Transcript data for document pages
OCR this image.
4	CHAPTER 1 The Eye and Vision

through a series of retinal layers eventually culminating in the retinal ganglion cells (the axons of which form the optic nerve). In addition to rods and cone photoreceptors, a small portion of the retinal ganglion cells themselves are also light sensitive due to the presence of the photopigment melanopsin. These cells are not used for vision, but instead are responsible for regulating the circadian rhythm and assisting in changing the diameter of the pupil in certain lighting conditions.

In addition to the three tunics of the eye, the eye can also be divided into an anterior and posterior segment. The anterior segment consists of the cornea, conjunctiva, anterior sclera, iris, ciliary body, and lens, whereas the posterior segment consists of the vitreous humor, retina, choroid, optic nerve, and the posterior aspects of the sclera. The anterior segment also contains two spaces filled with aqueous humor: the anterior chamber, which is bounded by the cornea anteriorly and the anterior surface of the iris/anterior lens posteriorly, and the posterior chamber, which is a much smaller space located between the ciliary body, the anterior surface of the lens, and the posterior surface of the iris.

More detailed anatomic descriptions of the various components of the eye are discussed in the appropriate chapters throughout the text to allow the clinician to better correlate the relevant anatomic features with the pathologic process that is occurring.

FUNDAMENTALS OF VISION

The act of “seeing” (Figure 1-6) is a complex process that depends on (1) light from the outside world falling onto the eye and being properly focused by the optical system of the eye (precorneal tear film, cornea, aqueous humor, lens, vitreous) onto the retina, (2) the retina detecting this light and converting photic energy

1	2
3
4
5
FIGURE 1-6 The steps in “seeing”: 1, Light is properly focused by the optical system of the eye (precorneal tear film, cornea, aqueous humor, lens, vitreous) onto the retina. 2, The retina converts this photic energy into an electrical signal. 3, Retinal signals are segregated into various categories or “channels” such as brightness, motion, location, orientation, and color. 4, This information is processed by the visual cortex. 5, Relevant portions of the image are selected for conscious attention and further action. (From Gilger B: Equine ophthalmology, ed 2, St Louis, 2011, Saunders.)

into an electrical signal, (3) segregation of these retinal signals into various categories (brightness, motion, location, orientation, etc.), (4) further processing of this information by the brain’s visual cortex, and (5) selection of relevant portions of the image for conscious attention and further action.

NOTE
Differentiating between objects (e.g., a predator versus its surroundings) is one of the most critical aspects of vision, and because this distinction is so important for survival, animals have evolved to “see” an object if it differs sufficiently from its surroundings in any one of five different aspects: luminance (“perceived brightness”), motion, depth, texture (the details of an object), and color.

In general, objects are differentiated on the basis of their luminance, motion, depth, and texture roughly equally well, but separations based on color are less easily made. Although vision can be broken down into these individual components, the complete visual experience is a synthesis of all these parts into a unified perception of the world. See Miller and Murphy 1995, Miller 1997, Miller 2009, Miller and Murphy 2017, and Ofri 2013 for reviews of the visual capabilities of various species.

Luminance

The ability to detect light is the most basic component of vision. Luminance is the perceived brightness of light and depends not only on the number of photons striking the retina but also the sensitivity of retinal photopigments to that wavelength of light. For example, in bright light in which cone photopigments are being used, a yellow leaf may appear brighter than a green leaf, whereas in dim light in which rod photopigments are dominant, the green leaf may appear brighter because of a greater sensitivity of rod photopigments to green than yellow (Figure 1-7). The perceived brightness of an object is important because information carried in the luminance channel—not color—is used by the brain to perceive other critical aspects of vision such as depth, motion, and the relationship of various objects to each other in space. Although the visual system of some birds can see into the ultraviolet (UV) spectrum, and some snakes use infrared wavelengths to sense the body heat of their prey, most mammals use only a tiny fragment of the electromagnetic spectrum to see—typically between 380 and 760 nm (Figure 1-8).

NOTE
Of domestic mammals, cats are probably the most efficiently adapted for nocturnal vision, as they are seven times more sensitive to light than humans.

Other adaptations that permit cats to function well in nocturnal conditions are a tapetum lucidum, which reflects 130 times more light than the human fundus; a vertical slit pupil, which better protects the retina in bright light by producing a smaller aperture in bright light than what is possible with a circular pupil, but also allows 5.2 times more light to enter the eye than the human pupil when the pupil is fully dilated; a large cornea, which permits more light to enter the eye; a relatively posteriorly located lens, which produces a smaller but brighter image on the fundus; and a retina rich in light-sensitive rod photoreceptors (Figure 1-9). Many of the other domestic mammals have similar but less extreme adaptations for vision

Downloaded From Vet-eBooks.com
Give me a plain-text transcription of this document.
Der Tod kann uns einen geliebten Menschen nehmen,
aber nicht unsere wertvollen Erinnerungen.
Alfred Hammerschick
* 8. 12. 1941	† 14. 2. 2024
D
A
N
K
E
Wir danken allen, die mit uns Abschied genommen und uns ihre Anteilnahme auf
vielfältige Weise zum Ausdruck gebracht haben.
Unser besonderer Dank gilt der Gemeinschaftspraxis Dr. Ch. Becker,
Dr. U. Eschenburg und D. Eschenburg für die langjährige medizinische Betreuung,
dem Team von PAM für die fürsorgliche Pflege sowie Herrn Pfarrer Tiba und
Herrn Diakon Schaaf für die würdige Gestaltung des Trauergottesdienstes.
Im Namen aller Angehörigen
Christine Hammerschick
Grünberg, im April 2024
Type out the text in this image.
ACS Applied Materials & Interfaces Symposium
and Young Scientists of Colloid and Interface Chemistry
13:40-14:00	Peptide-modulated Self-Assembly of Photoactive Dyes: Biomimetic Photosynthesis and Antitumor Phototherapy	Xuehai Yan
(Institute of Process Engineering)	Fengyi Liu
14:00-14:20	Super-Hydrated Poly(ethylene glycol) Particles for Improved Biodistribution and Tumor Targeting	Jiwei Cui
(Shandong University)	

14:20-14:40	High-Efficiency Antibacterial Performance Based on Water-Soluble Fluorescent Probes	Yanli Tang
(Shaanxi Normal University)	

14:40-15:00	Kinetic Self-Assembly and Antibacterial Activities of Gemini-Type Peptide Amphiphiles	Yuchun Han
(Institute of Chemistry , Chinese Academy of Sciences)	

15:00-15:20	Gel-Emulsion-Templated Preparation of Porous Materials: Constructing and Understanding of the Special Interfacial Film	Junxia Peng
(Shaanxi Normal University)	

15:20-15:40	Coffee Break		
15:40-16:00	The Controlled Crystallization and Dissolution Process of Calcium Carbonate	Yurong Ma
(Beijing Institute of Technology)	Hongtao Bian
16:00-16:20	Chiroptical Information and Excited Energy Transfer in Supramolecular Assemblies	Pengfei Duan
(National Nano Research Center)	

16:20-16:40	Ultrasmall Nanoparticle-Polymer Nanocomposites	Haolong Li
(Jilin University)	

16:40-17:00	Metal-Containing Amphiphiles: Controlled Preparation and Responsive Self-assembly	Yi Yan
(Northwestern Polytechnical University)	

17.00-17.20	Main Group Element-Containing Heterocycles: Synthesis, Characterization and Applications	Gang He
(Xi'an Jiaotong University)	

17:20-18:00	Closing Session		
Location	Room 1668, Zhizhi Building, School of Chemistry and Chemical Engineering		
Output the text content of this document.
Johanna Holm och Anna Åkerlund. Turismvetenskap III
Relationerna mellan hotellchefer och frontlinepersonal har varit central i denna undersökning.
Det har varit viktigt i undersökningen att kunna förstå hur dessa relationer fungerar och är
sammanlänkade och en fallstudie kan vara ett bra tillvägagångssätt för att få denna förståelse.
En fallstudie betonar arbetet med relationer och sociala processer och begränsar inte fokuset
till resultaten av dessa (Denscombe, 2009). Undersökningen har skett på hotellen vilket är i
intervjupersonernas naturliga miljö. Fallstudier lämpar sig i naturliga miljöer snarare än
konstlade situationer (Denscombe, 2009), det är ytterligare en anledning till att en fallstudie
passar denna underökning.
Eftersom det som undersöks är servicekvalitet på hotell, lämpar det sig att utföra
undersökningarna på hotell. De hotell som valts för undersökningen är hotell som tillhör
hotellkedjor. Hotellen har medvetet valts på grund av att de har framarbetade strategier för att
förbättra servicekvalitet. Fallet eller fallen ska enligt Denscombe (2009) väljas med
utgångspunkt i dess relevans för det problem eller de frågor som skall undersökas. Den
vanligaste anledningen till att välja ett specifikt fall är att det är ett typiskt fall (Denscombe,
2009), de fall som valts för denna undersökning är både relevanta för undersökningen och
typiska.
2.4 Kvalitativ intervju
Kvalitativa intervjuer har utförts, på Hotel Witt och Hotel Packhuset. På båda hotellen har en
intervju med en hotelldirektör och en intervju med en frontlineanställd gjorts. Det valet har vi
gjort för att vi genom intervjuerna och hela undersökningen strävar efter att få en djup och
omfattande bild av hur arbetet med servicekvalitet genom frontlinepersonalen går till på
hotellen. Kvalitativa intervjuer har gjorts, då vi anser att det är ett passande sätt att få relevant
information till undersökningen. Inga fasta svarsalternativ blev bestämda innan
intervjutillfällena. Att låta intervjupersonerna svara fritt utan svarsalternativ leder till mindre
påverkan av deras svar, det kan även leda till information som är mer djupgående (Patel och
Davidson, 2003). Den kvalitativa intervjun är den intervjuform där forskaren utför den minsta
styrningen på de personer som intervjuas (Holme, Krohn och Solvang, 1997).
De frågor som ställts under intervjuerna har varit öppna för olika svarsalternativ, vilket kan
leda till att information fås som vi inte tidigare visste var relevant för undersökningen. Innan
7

What is being asked
Return each line in the records that holds the string "eller".

Expected output
förbättra servicekvalitet. Fallet eller fallen ska enligt Denscombe (2009) väljas med
utgångspunkt i dess relevans för det problem eller de frågor som skall undersökas. Den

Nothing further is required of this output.